Stored records
^^^^^^^^
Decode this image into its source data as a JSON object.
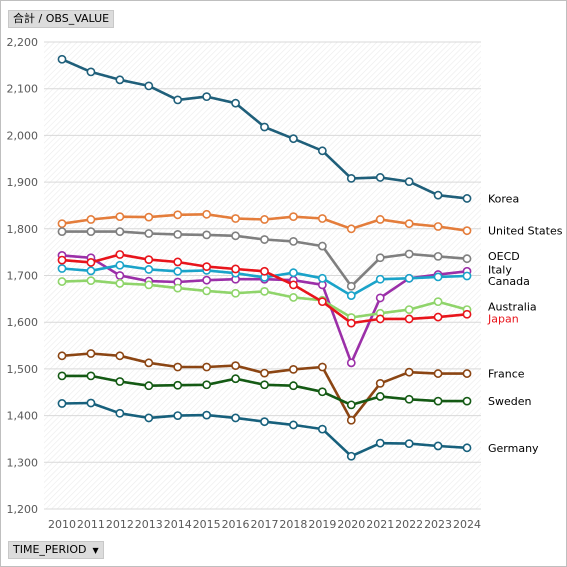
{
  "header": {
    "value_field_label": "合計 / OBS_VALUE"
  },
  "footer": {
    "period_field_label": "TIME_PERIOD",
    "dropdown_icon": "▼"
  },
  "chart_data": {
    "type": "line",
    "title": "",
    "xlabel": "",
    "ylabel": "",
    "x": [
      "2010",
      "2011",
      "2012",
      "2013",
      "2014",
      "2015",
      "2016",
      "2017",
      "2018",
      "2019",
      "2020",
      "2021",
      "2022",
      "2023",
      "2024"
    ],
    "ylim": [
      1200,
      2200
    ],
    "yticks": [
      1200,
      1300,
      1400,
      1500,
      1600,
      1700,
      1800,
      1900,
      2000,
      2100,
      2200
    ],
    "ytick_labels": [
      "1,200",
      "1,300",
      "1,400",
      "1,500",
      "1,600",
      "1,700",
      "1,800",
      "1,900",
      "2,000",
      "2,100",
      "2,200"
    ],
    "grid": true,
    "legend": "right-end labels",
    "series": [
      {
        "name": "Korea",
        "color": "#1f5f7a",
        "values": [
          2163,
          2136,
          2119,
          2106,
          2076,
          2083,
          2069,
          2018,
          1993,
          1967,
          1908,
          1910,
          1901,
          1872,
          1865
        ]
      },
      {
        "name": "United States",
        "color": "#e47d3b",
        "values": [
          1811,
          1820,
          1826,
          1825,
          1830,
          1831,
          1822,
          1820,
          1826,
          1822,
          1800,
          1820,
          1811,
          1805,
          1796
        ]
      },
      {
        "name": "OECD",
        "color": "#7f7f7f",
        "values": [
          1794,
          1794,
          1794,
          1790,
          1788,
          1787,
          1785,
          1777,
          1773,
          1763,
          1677,
          1738,
          1746,
          1741,
          1736
        ]
      },
      {
        "name": "Italy",
        "color": "#9b2fa8",
        "values": [
          1743,
          1738,
          1700,
          1688,
          1686,
          1690,
          1692,
          1692,
          1690,
          1680,
          1513,
          1652,
          1694,
          1702,
          1709
        ]
      },
      {
        "name": "Canada",
        "color": "#1aa3c9",
        "values": [
          1715,
          1710,
          1722,
          1713,
          1709,
          1711,
          1705,
          1696,
          1706,
          1694,
          1657,
          1692,
          1694,
          1697,
          1699
        ]
      },
      {
        "name": "Australia",
        "color": "#8fd46a",
        "values": [
          1687,
          1689,
          1683,
          1680,
          1673,
          1667,
          1662,
          1666,
          1653,
          1647,
          1610,
          1619,
          1627,
          1644,
          1627
        ]
      },
      {
        "name": "Japan",
        "color": "#e8141b",
        "label_color": "#e8141b",
        "values": [
          1733,
          1728,
          1745,
          1734,
          1729,
          1719,
          1714,
          1709,
          1680,
          1644,
          1598,
          1607,
          1607,
          1611,
          1617
        ]
      },
      {
        "name": "France",
        "color": "#8b4513",
        "values": [
          1528,
          1533,
          1528,
          1513,
          1504,
          1504,
          1507,
          1491,
          1499,
          1504,
          1390,
          1469,
          1493,
          1490,
          1490
        ]
      },
      {
        "name": "Sweden",
        "color": "#145a14",
        "values": [
          1485,
          1485,
          1473,
          1464,
          1465,
          1466,
          1479,
          1466,
          1464,
          1451,
          1423,
          1441,
          1435,
          1431,
          1431
        ]
      },
      {
        "name": "Germany",
        "color": "#17607c",
        "values": [
          1426,
          1427,
          1405,
          1395,
          1400,
          1401,
          1395,
          1387,
          1380,
          1371,
          1313,
          1341,
          1340,
          1335,
          1331
        ]
      }
    ],
    "end_labels": [
      {
        "text": "Korea",
        "series": "Korea",
        "y_value": 1865
      },
      {
        "text": "United States",
        "series": "United States",
        "y_value": 1796
      },
      {
        "text": "OECD",
        "series": "OECD",
        "y_value": 1742
      },
      {
        "text": "Italy",
        "series": "Italy",
        "y_value": 1713
      },
      {
        "text": "Canada",
        "series": "Canada",
        "y_value": 1688
      },
      {
        "text": "Australia",
        "series": "Australia",
        "y_value": 1634
      },
      {
        "text": "Japan",
        "series": "Japan",
        "y_value": 1608
      },
      {
        "text": "France",
        "series": "France",
        "y_value": 1490
      },
      {
        "text": "Sweden",
        "series": "Sweden",
        "y_value": 1431
      },
      {
        "text": "Germany",
        "series": "Germany",
        "y_value": 1331
      }
    ]
  }
}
^^^^^^^^
**GIVEN TASK:** Verbatim reproduction of every record is required; images are left out.

**TASK OUTPUT:**
Decode this image into its source data as a JSON object.
{
  "header": {
    "value_field_label": "合計 / OBS_VALUE"
  },
  "footer": {
    "period_field_label": "TIME_PERIOD",
    "dropdown_icon": "▼"
  },
  "chart_data": {
    "type": "line",
    "title": "",
    "xlabel": "",
    "ylabel": "",
    "x": [
      "2010",
      "2011",
      "2012",
      "2013",
      "2014",
      "2015",
      "2016",
      "2017",
      "2018",
      "2019",
      "2020",
      "2021",
      "2022",
      "2023",
      "2024"
    ],
    "ylim": [
      1200,
      2200
    ],
    "yticks": [
      1200,
      1300,
      1400,
      1500,
      1600,
      1700,
      1800,
      1900,
      2000,
      2100,
      2200
    ],
    "ytick_labels": [
      "1,200",
      "1,300",
      "1,400",
      "1,500",
      "1,600",
      "1,700",
      "1,800",
      "1,900",
      "2,000",
      "2,100",
      "2,200"
    ],
    "grid": true,
    "legend": "right-end labels",
    "series": [
      {
        "name": "Korea",
        "color": "#1f5f7a",
        "values": [
          2163,
          2136,
          2119,
          2106,
          2076,
          2083,
          2069,
          2018,
          1993,
          1967,
          1908,
          1910,
          1901,
          1872,
          1865
        ]
      },
      {
        "name": "United States",
        "color": "#e47d3b",
        "values": [
          1811,
          1820,
          1826,
          1825,
          1830,
          1831,
          1822,
          1820,
          1826,
          1822,
          1800,
          1820,
          1811,
          1805,
          1796
        ]
      },
      {
        "name": "OECD",
        "color": "#7f7f7f",
        "values": [
          1794,
          1794,
          1794,
          1790,
          1788,
          1787,
          1785,
          1777,
          1773,
          1763,
          1677,
          1738,
          1746,
          1741,
          1736
        ]
      },
      {
        "name": "Italy",
        "color": "#9b2fa8",
        "values": [
          1743,
          1738,
          1700,
          1688,
          1686,
          1690,
          1692,
          1692,
          1690,
          1680,
          1513,
          1652,
          1694,
          1702,
          1709
        ]
      },
      {
        "name": "Canada",
        "color": "#1aa3c9",
        "values": [
          1715,
          1710,
          1722,
          1713,
          1709,
          1711,
          1705,
          1696,
          1706,
          1694,
          1657,
          1692,
          1694,
          1697,
          1699
        ]
      },
      {
        "name": "Australia",
        "color": "#8fd46a",
        "values": [
          1687,
          1689,
          1683,
          1680,
          1673,
          1667,
          1662,
          1666,
          1653,
          1647,
          1610,
          1619,
          1627,
          1644,
          1627
        ]
      },
      {
        "name": "Japan",
        "color": "#e8141b",
        "label_color": "#e8141b",
        "values": [
          1733,
          1728,
          1745,
          1734,
          1729,
          1719,
          1714,
          1709,
          1680,
          1644,
          1598,
          1607,
          1607,
          1611,
          1617
        ]
      },
      {
        "name": "France",
        "color": "#8b4513",
        "values": [
          1528,
          1533,
          1528,
          1513,
          1504,
          1504,
          1507,
          1491,
          1499,
          1504,
          1390,
          1469,
          1493,
          1490,
          1490
        ]
      },
      {
        "name": "Sweden",
        "color": "#145a14",
        "values": [
          1485,
          1485,
          1473,
          1464,
          1465,
          1466,
          1479,
          1466,
          1464,
          1451,
          1423,
          1441,
          1435,
          1431,
          1431
        ]
      },
      {
        "name": "Germany",
        "color": "#17607c",
        "values": [
          1426,
          1427,
          1405,
          1395,
          1400,
          1401,
          1395,
          1387,
          1380,
          1371,
          1313,
          1341,
          1340,
          1335,
          1331
        ]
      }
    ],
    "end_labels": [
      {
        "text": "Korea",
        "series": "Korea",
        "y_value": 1865
      },
      {
        "text": "United States",
        "series": "United States",
        "y_value": 1796
      },
      {
        "text": "OECD",
        "series": "OECD",
        "y_value": 1742
      },
      {
        "text": "Italy",
        "series": "Italy",
        "y_value": 1713
      },
      {
        "text": "Canada",
        "series": "Canada",
        "y_value": 1688
      },
      {
        "text": "Australia",
        "series": "Australia",
        "y_value": 1634
      },
      {
        "text": "Japan",
        "series": "Japan",
        "y_value": 1608
      },
      {
        "text": "France",
        "series": "France",
        "y_value": 1490
      },
      {
        "text": "Sweden",
        "series": "Sweden",
        "y_value": 1431
      },
      {
        "text": "Germany",
        "series": "Germany",
        "y_value": 1331
      }
    ]
  }
}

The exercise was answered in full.